• **Goal**
Filter the data for lines with the word "JSON", then copy every line so identified.

• **Recorded information**
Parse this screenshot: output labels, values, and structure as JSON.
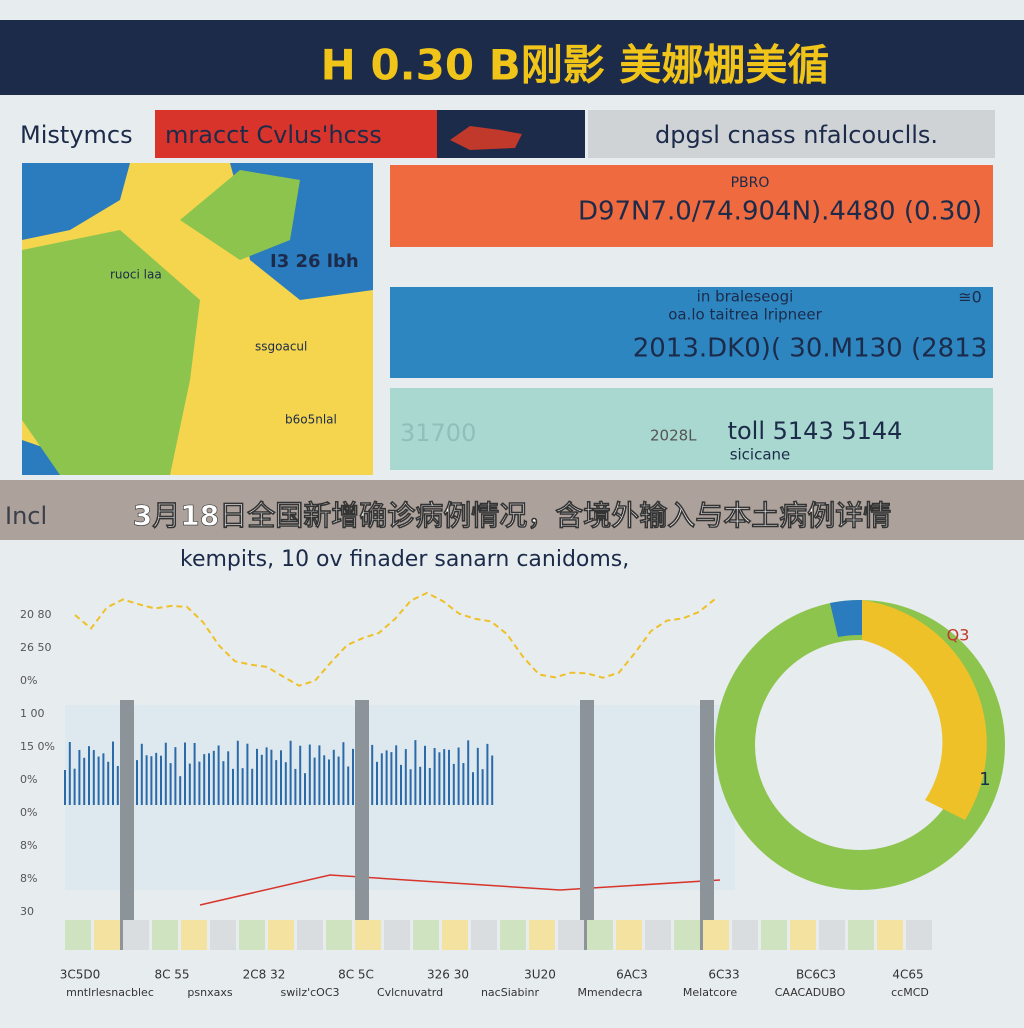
{
  "header": {
    "title": "H 0.30 B刚影 美娜棚美循"
  },
  "tabs": [
    "Mistymcs",
    "mracct Cvlus'hcss",
    "dpgsl cnass nfalcouclls."
  ],
  "map": {
    "labels": [
      "I3 26 lbh",
      "ruoci laa",
      "ssgoacul",
      "b6o5nlal"
    ]
  },
  "panels": [
    {
      "lines": [
        "PBRO",
        "D97N7.0/74.904N).4480 (0.30)"
      ]
    },
    {
      "lines": [
        "in braleseogi",
        "oa.lo taitrea lripneer",
        "2013.DK0)( 30.M130 (2813",
        "≅0"
      ]
    },
    {
      "lines": [
        "31700",
        "2028L",
        "toll 5143 5144",
        "sicicane"
      ]
    }
  ],
  "caption": "3月18日全国新增确诊病例情况，含境外输入与本土病例详情",
  "caption_prefix": "Incl",
  "chart": {
    "title": "kempits, 10 ov finader sanarn canidoms,",
    "axis_labels": [
      "20 80",
      "26 50",
      "0%",
      "1 00",
      "15 0%",
      "0%",
      "0%",
      "8%",
      "8%",
      "30"
    ],
    "bottom_labels": [
      "3C5D0",
      "8C 55",
      "2C8 32",
      "8C 5C",
      "326 30",
      "3U20",
      "6AC3",
      "6C33",
      "BC6C3",
      "4C65"
    ],
    "bottom_sub": [
      "mntlrlesnacblec",
      "psnxaxs",
      "swilz'cOC3",
      "Cvlcnuvatrd",
      "nacSiabinr",
      "Mmendecra",
      "Melatcore",
      "CAACADUBO",
      "ccMCD"
    ],
    "donut_labels": [
      "Q3",
      "1"
    ]
  }
}
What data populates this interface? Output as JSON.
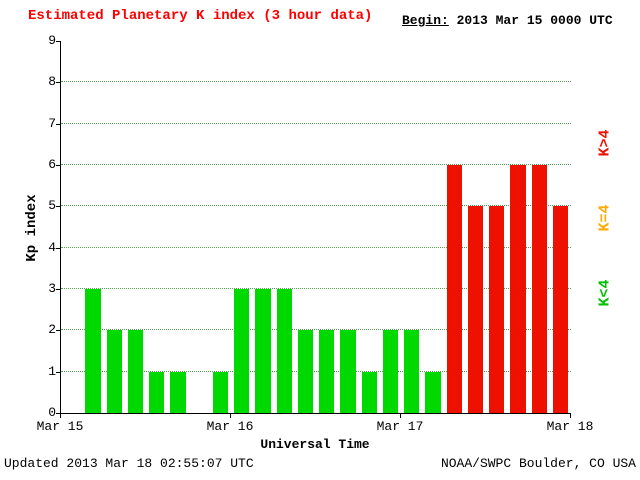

• **Reply**
Parse this screenshot: output labels, values, and structure as JSON.
What data populates this interface? Output as JSON.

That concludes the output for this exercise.